■ **SOURCE EXCERPT**:

# # # # #

Schadenfreude Among the Maple Leaves

The Toronto Pearson International Airport (YYZ) is charging a stranded Antonov An-124 cargo aircraft an exorbitant parking fee of nearly one-penny-per-second.

The 226-foot-long cargo plane has been stuck at YYZ since Canada closed its airspace to Russian-owned aircraft on 27 February 2022.

Finding parking for the mammoth aircraft, one of only 26 left in the world, was a relatively simple matter. Liberating it from Justin Trudeau’s nation has proved anything but.

The big Antonov’s fate evokes comparison to that of Mehran Karimi Nasseri, an Iranian citizen who lived the final 18-years of his life stranded—for reasons political and asinine—in Terminal 1 of Paris’s Charles de Gaulle Airport (CDG).

From 1988 until 2006, Karimi Nasseri existed in a hellish legal-limbo, wandering the vastness of Europe’s third-largest airport until suffering a heart-attack and dying ignominiously in CDG’s Terminal 2F

Notwithstanding the inconvenient fact that the stranded An-124 and its owners have no ties to Moscow, a spokeswoman for Canada’s Transportation Ministry stated unequivocally that the country’s Parliament has no immediate intentions of lifting the restrictions by which the aircraft is constrained to remain—languishing, disused and moldering—on Canadian soil.

The An-124 is parked near YYZ’s east field-boundary, upon one of the few stretches of the airport’s ramp sturdy enough to support its tremendous bulk. Parking fees, which last year increased from 55 to 58-cents-per-minute, currently total north of $330,000.

# # # # #

■ **DATA**:

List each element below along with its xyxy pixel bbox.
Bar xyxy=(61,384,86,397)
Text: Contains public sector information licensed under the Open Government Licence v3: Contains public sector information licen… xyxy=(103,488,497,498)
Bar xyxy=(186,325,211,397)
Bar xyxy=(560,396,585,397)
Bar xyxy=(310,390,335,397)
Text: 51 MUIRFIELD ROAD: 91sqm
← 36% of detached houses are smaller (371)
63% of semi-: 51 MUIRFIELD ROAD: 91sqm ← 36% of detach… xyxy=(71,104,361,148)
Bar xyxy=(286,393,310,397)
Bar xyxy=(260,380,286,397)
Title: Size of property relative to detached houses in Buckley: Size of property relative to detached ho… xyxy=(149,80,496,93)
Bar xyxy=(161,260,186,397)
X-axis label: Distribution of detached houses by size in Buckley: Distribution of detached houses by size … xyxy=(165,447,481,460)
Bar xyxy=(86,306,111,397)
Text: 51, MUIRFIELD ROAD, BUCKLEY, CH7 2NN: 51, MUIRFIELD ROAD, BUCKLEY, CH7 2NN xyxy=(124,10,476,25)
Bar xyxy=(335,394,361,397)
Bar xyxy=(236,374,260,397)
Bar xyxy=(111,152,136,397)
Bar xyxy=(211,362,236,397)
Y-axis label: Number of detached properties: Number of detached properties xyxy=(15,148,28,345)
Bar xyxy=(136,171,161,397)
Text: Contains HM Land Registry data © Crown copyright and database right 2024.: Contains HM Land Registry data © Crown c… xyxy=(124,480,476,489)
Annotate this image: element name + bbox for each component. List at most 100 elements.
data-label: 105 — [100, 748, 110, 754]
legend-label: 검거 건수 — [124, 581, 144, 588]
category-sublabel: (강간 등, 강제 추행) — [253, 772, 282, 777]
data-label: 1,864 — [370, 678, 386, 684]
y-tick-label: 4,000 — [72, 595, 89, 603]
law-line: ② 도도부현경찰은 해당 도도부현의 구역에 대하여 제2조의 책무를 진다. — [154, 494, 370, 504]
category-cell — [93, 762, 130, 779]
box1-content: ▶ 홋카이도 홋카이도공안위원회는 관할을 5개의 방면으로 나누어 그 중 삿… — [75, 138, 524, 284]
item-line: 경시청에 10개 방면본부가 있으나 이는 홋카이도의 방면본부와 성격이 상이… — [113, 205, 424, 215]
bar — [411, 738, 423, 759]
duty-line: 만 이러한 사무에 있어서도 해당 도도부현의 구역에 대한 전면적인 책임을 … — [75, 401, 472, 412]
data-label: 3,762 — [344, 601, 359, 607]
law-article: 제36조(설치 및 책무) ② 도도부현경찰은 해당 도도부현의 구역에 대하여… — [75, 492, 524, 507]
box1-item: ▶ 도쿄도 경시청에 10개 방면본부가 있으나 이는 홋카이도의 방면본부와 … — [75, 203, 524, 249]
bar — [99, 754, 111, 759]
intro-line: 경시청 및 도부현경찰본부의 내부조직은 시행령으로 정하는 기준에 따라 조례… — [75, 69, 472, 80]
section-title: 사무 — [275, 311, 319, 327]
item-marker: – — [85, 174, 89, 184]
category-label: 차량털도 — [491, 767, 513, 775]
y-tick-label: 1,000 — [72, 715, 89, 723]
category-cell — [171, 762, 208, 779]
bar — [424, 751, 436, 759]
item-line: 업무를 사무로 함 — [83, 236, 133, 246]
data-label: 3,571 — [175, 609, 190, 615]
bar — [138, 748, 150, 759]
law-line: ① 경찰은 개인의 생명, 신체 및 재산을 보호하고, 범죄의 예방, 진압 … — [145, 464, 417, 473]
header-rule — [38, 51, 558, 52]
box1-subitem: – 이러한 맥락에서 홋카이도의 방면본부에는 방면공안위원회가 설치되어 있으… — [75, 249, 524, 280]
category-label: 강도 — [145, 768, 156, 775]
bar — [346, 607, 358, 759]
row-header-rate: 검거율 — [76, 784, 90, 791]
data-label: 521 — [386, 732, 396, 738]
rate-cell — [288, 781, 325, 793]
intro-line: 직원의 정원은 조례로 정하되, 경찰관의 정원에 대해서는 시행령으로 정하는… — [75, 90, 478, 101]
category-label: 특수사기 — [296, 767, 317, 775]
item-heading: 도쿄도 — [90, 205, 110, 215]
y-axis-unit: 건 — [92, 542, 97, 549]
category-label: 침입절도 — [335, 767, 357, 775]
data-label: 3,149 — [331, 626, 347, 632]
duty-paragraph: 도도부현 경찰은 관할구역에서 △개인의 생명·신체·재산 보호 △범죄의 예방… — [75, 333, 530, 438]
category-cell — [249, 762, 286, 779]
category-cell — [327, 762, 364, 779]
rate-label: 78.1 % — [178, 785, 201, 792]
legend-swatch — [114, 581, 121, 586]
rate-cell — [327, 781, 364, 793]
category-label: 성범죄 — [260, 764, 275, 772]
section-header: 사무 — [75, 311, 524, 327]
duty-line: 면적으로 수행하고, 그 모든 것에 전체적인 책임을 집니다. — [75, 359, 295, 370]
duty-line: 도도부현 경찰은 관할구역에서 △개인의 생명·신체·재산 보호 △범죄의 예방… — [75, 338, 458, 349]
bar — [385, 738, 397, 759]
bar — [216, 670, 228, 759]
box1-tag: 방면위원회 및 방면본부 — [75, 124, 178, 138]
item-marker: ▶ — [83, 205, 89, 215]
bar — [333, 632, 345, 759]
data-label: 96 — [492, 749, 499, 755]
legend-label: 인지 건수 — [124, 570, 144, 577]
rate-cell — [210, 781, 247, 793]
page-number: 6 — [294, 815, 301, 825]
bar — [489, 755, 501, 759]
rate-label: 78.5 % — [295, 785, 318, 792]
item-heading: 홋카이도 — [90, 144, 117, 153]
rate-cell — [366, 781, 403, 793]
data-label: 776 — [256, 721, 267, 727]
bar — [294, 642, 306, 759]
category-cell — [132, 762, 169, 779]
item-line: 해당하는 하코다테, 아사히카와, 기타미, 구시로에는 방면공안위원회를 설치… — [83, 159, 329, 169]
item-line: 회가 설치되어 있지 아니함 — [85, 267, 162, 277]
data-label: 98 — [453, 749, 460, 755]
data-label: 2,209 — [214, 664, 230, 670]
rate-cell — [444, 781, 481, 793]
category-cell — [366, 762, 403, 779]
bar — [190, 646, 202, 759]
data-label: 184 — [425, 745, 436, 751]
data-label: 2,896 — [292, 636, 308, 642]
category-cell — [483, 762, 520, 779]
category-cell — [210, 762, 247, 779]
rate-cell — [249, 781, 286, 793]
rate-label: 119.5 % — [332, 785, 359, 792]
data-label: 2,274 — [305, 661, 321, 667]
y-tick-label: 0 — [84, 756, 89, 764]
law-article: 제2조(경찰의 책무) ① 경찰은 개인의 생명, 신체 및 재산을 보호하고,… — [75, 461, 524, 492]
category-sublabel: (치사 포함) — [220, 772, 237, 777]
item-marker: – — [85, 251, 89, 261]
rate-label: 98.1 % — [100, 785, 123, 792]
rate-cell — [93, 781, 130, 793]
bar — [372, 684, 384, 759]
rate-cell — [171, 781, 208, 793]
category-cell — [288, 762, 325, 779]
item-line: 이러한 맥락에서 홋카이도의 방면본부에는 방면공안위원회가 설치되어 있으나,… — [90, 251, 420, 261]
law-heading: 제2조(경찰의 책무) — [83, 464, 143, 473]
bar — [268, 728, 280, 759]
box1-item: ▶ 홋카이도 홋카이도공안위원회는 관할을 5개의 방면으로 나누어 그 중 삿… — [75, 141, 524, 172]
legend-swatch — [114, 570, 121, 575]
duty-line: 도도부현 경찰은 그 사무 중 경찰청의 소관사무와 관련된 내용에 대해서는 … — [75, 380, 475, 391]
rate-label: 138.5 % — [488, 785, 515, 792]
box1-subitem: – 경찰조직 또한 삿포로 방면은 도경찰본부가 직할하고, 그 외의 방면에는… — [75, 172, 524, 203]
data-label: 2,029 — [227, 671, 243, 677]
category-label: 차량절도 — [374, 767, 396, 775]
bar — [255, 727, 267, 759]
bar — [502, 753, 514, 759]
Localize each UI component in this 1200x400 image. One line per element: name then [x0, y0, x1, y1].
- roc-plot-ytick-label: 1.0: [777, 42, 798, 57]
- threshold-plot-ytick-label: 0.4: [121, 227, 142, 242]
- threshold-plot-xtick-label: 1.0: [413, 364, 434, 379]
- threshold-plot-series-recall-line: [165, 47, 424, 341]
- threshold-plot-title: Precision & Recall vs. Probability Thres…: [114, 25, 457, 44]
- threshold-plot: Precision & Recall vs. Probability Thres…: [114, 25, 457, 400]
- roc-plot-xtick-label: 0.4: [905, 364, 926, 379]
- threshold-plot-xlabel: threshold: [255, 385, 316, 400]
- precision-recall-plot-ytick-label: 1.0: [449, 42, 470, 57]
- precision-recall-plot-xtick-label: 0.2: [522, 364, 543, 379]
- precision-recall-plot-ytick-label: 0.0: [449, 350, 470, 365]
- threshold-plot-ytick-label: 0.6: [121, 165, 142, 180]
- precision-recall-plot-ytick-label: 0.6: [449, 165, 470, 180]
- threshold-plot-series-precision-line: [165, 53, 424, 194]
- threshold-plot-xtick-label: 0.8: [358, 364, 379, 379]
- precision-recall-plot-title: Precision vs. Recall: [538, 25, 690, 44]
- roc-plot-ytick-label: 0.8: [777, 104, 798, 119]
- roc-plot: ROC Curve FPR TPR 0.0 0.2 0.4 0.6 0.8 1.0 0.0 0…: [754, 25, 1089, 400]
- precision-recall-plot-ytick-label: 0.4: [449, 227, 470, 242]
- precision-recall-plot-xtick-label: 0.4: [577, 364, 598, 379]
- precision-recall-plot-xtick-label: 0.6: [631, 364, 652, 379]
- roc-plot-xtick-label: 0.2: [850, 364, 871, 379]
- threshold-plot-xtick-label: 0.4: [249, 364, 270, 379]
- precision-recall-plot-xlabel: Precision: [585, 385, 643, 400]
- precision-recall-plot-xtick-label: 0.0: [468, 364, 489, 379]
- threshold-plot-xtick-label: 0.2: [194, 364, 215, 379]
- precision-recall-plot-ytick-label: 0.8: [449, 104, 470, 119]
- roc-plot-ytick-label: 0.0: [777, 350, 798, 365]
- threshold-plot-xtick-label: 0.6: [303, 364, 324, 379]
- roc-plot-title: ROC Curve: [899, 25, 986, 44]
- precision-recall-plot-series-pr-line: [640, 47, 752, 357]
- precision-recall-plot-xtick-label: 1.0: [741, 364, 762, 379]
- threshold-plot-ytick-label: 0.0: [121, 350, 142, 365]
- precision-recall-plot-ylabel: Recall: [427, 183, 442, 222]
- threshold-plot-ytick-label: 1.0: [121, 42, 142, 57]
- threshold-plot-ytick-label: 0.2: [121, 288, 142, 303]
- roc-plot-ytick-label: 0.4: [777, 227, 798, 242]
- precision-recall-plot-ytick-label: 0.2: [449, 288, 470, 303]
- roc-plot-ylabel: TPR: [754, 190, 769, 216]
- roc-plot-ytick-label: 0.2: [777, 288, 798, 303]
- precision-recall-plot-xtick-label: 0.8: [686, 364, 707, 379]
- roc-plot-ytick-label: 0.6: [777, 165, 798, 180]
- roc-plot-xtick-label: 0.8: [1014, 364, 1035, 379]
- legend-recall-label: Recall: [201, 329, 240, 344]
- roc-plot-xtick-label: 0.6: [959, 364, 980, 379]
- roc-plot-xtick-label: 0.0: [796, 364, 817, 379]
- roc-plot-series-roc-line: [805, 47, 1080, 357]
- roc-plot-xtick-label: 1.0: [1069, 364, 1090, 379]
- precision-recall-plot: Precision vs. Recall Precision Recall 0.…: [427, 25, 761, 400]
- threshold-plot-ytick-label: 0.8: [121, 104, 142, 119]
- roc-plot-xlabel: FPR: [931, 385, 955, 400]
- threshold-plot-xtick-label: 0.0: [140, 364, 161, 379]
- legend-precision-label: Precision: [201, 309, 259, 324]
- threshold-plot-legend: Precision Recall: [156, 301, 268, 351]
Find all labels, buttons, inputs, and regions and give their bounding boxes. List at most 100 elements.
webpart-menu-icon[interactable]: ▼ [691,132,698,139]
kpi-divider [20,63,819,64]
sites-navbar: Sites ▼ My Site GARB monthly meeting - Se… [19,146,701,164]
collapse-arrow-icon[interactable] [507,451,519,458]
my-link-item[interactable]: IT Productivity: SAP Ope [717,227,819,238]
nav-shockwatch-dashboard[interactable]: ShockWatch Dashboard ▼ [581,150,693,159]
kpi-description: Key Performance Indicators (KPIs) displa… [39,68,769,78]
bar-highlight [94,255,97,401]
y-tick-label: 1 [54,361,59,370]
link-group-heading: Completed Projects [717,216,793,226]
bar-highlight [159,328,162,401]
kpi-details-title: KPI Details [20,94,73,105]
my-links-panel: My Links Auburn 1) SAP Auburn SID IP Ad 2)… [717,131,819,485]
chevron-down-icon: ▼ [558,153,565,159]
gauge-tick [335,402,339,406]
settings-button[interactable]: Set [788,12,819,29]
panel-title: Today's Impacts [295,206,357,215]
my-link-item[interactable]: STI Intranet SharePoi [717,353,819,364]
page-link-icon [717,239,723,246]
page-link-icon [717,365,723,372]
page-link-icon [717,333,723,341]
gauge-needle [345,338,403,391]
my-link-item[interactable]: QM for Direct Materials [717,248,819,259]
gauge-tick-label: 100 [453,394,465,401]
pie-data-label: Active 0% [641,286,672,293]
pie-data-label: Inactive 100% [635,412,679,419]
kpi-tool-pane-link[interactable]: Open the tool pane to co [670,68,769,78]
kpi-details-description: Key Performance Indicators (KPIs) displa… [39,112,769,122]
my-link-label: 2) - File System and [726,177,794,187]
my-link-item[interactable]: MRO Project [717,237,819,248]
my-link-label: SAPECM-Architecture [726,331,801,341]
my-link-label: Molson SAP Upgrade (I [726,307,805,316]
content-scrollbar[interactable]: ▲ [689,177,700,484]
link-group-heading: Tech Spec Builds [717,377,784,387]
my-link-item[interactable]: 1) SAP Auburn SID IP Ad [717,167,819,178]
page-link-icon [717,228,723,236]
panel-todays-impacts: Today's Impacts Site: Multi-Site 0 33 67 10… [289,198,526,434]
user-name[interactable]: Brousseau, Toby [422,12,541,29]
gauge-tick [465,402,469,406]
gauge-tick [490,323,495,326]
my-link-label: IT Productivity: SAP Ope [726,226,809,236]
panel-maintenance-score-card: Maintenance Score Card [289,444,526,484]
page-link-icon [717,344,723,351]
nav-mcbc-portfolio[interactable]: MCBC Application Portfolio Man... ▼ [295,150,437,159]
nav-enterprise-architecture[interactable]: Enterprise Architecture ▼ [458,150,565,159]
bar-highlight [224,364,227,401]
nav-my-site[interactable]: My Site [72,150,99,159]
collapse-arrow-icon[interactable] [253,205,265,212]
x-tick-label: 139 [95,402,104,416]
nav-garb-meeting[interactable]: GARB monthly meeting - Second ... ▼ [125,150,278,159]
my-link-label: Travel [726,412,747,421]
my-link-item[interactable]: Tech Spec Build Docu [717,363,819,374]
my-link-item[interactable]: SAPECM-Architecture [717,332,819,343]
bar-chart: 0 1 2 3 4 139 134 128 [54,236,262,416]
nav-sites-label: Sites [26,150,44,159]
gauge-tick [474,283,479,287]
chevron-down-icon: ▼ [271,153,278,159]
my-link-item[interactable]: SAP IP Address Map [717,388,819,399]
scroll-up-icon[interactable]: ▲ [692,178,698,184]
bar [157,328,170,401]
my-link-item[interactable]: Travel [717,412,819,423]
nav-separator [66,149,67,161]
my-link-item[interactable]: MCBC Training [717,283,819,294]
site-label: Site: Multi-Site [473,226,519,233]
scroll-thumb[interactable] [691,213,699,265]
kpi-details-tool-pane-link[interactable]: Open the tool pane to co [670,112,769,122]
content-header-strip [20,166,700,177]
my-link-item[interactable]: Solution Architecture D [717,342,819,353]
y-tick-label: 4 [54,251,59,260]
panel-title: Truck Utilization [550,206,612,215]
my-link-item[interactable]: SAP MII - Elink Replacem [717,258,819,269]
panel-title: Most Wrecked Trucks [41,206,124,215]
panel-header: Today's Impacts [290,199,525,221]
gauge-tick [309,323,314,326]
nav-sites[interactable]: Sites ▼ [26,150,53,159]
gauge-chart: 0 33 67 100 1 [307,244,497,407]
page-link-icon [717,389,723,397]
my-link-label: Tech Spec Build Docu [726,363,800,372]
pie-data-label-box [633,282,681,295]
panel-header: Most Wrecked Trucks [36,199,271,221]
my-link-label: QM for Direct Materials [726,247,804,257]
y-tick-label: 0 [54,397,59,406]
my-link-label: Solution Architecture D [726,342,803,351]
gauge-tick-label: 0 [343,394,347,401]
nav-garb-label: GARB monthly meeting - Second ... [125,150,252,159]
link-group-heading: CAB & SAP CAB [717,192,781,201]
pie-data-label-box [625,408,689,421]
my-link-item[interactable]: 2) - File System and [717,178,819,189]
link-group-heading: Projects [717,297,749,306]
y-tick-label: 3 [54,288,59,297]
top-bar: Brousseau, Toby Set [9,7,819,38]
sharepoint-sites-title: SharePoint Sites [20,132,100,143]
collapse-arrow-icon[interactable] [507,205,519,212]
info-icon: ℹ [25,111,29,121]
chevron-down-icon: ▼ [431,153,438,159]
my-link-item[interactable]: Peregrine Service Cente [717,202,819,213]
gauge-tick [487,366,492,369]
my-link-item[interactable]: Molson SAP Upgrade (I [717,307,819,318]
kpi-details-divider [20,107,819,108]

# # # # #

■ **PROBLEMS TO SOLVE**:
• a. In the An-124 article, on what date did Canada close its airspace to Russian-owned aircraft?
• b. List every amount of money that the An-124 article mentions.
• c. Retype the An-124 article from "The 226-foot-long cargo" up to and including "proved anything but.".
Answer using only the An-124 article, with no outside information.

■ **ANSWERS PROVIDED**:
• a. 27 February 2022

• b.
- Nearly one penny per second
- 55 cents per minute
- 58 cents per minute
- More than $330,000

• c.
The 226-foot-long cargo plane has been stuck at YYZ since Canada closed its airspace to Russian-owned aircraft on 27 February 2022.

Finding parking for the mammoth aircraft, one of only 26 left in the world, was a relatively simple matter. Liberating it from Justin Trudeau’s nation has proved anything but.